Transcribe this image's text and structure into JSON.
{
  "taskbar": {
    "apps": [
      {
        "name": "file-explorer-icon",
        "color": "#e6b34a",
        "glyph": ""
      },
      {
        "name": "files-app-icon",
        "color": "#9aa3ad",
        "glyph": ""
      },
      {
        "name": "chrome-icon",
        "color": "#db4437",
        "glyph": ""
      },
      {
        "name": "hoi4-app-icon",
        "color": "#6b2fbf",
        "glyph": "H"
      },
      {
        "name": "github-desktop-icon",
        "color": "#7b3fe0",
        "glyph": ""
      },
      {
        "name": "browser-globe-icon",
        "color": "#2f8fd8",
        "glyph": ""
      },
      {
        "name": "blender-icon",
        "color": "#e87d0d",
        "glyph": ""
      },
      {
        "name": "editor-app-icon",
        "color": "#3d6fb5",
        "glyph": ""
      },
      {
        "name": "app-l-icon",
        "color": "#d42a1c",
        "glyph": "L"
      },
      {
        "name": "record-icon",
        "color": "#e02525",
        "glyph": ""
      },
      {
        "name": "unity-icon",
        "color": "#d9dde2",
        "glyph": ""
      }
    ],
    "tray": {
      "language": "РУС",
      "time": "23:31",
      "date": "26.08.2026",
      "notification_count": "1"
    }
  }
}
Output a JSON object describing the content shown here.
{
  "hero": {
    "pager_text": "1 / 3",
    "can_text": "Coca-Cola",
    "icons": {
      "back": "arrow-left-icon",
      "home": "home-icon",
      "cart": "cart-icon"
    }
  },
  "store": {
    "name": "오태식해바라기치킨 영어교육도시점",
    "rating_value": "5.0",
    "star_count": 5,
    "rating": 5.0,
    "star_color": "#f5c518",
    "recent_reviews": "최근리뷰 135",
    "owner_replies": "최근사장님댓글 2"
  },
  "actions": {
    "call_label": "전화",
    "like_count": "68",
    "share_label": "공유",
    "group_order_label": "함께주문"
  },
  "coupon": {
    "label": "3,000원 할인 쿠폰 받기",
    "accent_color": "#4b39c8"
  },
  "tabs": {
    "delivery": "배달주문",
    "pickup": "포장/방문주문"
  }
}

YOUR GOAL
Exactly reproduce the lines beginning with the one that contains "Output a JSON" and ending with the last line of the material, both included. Leave out everything else.

REPLY TO THE TASK
Output a JSON object describing the content shown here.
{
  "hero": {
    "pager_text": "1 / 3",
    "can_text": "Coca-Cola",
    "icons": {
      "back": "arrow-left-icon",
      "home": "home-icon",
      "cart": "cart-icon"
    }
  },
  "store": {
    "name": "오태식해바라기치킨 영어교육도시점",
    "rating_value": "5.0",
    "star_count": 5,
    "rating": 5.0,
    "star_color": "#f5c518",
    "recent_reviews": "최근리뷰 135",
    "owner_replies": "최근사장님댓글 2"
  },
  "actions": {
    "call_label": "전화",
    "like_count": "68",
    "share_label": "공유",
    "group_order_label": "함께주문"
  },
  "coupon": {
    "label": "3,000원 할인 쿠폰 받기",
    "accent_color": "#4b39c8"
  },
  "tabs": {
    "delivery": "배달주문",
    "pickup": "포장/방문주문"
  }
}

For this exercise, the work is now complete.